Saturday, August 3, 2024

The Black Crowes - Cursed Diamond


As bold and ramshackle, heartfelt and personal as rock & roll itself, Amorica finds the Black Crowes finding themselves. Still defiant in their untrendy insistence that the guitar bravado and rebel pose of classic rock furnishes an inspiration as authentic as that of blues and country, the Atlanta sextet now spin off from their heavy '60s and '70s influences so fluidly that they shake freer than ever before from the retrorock tag that has dogged the band. The Crowes haven't ceased their cocky pillaging of the universal jukebox - echoes of the Stones and Led Zep resound - but in jolting the mix with offbeat kicks (Latino rhythms, wah-wah guitar, strange vocal treatments), they sound remarkably fresh.
A knockout debut, Shake Your Money Maker (1990), presented brothers Chris and Rich Robinson, a fab rhythm section and guest godfather Chuck Leavell (keyboardist for the Allmans and Stones) reeling off Faces-meets-Skynyrd riffs more toughly than anyone since their homeboys the Georgia Satellites. At a time when most young players seemed hardly to have heard of Otis Redding, the Crowes' crunching cover of "Hard to Handle" was a reminder, and with "She Talks to Angels" (still their finest tune), they showed a gift for unsentimental balladry. Southerners rekindling the Keith Richards motifs Keith had copped from earlier Southern R&B was a cool payback; Chris' gruff vocals suggested a pre-sell-out Rod Stewart or an unwearied Paul Rodgers; and with grunge yet to explode, the sound was enough to feed guitar-hungry hordes. With its stronger material ("Thorn in My Pride," "Bad Luck Blue Eyes Goodbye") allowed to meander, The Southern Harmony and Musical Companion (1992) disappointed - even if Chris' delivery had matured and the band's rock power remained unchecked.

### ENTRIES PROVIDED
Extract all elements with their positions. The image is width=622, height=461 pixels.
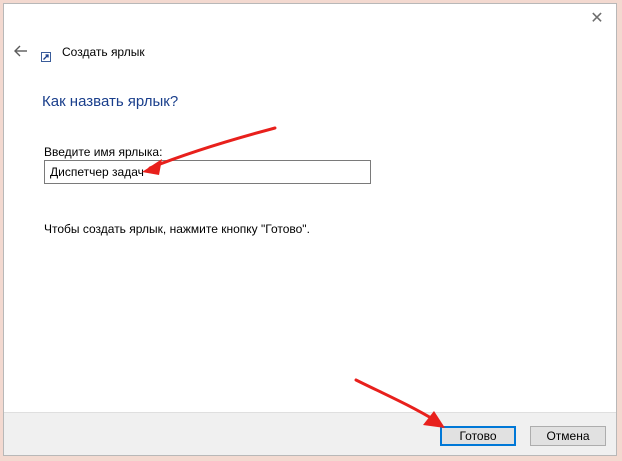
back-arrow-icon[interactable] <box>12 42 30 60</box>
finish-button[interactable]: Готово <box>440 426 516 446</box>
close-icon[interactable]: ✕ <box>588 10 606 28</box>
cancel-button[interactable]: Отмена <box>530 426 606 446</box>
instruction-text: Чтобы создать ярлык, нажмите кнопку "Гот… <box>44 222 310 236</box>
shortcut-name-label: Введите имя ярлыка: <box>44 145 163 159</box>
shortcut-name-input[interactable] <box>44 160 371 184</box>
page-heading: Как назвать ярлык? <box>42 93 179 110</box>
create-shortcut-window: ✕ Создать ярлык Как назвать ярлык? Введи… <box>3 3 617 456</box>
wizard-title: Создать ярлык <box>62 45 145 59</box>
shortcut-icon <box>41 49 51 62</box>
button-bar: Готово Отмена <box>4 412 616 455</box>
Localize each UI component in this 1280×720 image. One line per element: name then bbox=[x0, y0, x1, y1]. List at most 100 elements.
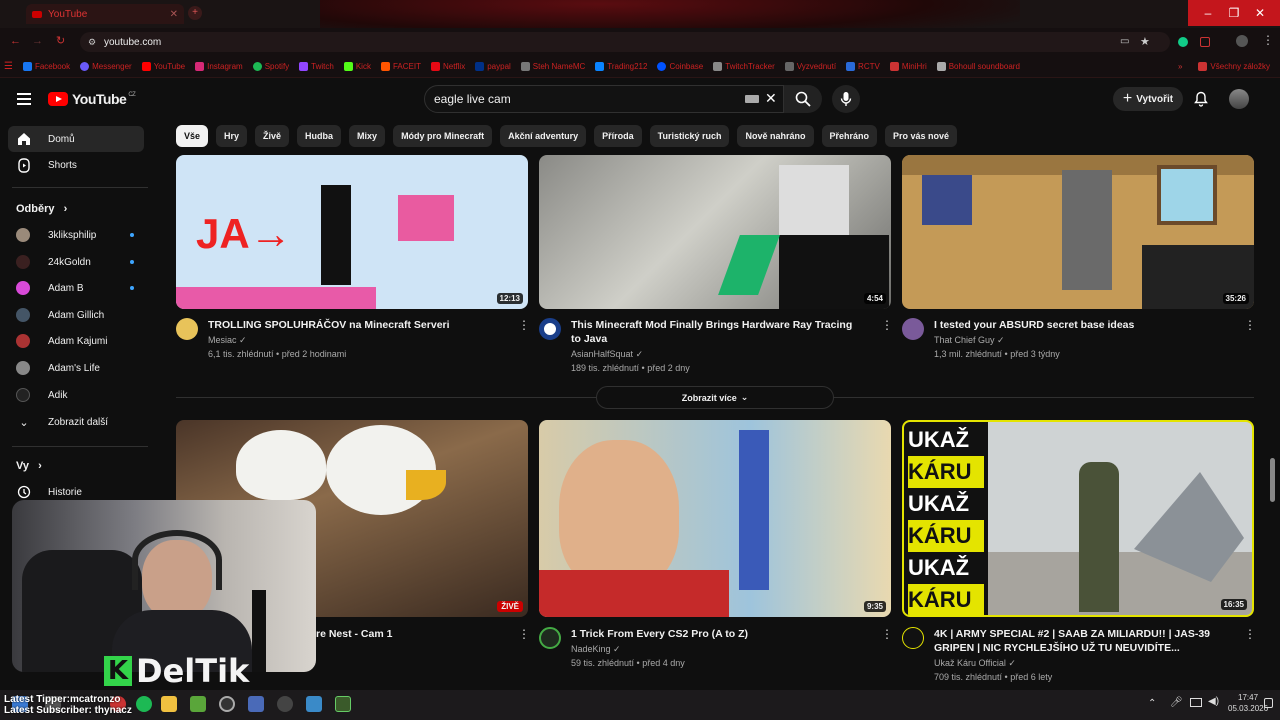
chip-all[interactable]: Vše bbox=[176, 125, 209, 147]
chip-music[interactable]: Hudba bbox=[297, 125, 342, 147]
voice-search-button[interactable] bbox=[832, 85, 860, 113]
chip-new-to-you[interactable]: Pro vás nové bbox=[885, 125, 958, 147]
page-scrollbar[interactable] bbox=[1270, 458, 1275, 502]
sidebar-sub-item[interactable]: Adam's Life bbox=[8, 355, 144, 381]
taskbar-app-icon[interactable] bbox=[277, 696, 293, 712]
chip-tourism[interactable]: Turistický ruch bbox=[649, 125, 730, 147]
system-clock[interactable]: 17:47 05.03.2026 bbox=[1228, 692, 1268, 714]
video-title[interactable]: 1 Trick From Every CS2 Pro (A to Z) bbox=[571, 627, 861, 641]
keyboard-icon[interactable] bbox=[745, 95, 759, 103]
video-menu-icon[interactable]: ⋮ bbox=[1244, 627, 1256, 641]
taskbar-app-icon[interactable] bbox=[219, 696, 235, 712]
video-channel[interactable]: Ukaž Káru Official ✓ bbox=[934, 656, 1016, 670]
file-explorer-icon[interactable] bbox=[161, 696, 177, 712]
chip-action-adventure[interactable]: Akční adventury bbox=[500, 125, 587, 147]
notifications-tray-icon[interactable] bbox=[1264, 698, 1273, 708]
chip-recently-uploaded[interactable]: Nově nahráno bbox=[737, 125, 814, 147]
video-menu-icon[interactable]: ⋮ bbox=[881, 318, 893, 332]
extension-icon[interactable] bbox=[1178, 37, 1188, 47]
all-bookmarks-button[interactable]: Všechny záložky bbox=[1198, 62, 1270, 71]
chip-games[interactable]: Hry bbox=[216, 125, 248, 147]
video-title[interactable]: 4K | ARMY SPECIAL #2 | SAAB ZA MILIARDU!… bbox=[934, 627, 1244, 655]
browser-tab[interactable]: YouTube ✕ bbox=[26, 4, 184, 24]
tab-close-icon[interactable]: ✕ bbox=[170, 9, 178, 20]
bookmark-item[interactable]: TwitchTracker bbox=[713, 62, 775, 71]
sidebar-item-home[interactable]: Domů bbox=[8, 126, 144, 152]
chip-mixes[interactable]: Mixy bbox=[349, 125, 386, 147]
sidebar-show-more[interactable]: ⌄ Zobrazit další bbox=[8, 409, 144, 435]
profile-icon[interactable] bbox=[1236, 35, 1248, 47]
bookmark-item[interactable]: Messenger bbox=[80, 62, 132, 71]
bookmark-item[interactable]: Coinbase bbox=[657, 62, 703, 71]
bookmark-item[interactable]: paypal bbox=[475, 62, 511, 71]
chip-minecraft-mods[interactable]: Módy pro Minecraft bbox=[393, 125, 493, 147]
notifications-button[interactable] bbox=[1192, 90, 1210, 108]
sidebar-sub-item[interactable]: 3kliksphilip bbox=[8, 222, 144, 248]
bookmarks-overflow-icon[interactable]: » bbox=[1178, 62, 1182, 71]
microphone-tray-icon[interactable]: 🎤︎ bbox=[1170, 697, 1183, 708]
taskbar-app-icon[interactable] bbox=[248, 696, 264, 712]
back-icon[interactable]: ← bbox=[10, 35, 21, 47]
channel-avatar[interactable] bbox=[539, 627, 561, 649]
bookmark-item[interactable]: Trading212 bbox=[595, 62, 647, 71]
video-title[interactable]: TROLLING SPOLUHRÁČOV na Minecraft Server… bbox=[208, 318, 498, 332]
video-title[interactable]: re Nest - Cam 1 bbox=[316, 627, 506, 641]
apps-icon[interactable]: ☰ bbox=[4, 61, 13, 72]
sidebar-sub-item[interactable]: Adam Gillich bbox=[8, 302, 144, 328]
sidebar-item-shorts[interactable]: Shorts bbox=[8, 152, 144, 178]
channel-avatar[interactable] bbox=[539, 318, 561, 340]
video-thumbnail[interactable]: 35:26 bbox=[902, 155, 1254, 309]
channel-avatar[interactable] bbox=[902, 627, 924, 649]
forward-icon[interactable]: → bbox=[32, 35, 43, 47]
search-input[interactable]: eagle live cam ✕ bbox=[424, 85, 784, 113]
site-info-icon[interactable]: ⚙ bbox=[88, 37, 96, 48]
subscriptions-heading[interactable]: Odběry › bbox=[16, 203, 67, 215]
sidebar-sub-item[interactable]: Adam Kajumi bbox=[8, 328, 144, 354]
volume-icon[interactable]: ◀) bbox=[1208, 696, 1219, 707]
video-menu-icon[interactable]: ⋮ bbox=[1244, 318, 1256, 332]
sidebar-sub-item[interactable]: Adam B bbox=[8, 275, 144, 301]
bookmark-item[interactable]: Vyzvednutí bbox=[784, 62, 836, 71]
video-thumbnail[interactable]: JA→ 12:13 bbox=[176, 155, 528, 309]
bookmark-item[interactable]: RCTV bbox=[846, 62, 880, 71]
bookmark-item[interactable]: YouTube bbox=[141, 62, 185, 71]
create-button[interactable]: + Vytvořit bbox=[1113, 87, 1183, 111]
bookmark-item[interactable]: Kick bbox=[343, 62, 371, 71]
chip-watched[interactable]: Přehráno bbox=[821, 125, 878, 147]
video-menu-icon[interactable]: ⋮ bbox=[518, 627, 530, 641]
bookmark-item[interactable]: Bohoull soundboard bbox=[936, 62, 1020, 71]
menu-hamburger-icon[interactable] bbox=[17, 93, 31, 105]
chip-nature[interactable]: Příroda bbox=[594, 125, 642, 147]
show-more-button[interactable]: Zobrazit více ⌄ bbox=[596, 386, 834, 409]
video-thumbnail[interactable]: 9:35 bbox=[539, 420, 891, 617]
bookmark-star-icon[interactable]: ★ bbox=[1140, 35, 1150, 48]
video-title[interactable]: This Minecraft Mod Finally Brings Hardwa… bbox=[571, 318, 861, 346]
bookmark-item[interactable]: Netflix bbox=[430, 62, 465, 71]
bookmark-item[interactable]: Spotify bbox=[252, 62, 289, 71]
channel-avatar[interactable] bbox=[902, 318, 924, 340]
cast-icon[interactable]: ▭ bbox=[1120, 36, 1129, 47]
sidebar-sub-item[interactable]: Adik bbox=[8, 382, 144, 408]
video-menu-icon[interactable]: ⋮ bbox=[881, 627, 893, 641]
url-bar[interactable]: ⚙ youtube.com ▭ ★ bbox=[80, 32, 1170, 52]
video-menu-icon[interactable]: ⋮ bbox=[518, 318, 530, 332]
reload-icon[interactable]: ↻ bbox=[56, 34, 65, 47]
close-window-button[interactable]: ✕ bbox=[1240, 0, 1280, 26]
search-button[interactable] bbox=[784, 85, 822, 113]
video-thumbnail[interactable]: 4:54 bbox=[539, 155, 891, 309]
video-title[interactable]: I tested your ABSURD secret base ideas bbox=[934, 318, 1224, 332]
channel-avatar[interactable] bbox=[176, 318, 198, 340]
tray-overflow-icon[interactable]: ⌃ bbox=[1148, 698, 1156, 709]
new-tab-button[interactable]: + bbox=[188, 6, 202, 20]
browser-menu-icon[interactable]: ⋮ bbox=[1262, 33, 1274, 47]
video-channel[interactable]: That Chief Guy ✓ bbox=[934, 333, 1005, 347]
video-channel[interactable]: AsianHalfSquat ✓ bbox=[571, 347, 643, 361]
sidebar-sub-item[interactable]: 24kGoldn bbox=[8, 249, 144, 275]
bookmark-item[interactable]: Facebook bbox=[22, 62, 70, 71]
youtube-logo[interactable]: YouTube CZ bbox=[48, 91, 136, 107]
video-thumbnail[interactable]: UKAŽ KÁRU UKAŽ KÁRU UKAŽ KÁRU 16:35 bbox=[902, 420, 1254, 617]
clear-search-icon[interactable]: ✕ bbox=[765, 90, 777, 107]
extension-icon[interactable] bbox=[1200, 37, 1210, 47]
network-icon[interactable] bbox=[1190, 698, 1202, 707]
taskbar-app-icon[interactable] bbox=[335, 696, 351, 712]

### AIM 1
Decide whether each statement agrees with the Black Crowes review, answering yes or no and quoting the words of the review that settle it. (a) The review describes the band as an Atlanta quintet. (b) Chuck Leavell played keyboards for both the Allmans and the Stones. (c) The review calls The Southern Harmony and Musical Companion a disappointment.
### AIM 2
Carry the Black Crowes review forward from its last sentence.

### EXERCISE OUTPUT 1
(a) No: "the Atlanta sextet"
(b) Yes: "keyboardist for the Allmans and Stones"
(c) Yes: "The Southern Harmony and Musical Companion (1992) disappointed"

### EXERCISE OUTPUT 2
Amorica boosts and expands on that power. A wham-bam number, "Gone," with drummer Steve Gorman dealing vicious syncopation of the sort John Bonham patented, starts things off, and the Crowes pounce lean and brutal. "Gone" is prime Chris Robinson, all wry phrasing and desperado attitude. Pissed, nervy, stubborn, Chris writes best about the inchoate urge for deliverance ("Want you to burn me, baby.... Cover your eyes with my ashes/C'mon, why don't you pray for me/Sit back, and watch my divine spark flash"). It's less his gypsy scarves and Between the Buttons drag that make him a true rocker than his unquenched restlessness. "A Conspiracy" hits equally hard, but "High Head Blues" shows new range: Eric Bobo's percussion lends a low-riding strut, a relaxed assurance the song shares with the countryish "Wiser Time," its pedal steel provided by American Music Club's Bruce Kaphan.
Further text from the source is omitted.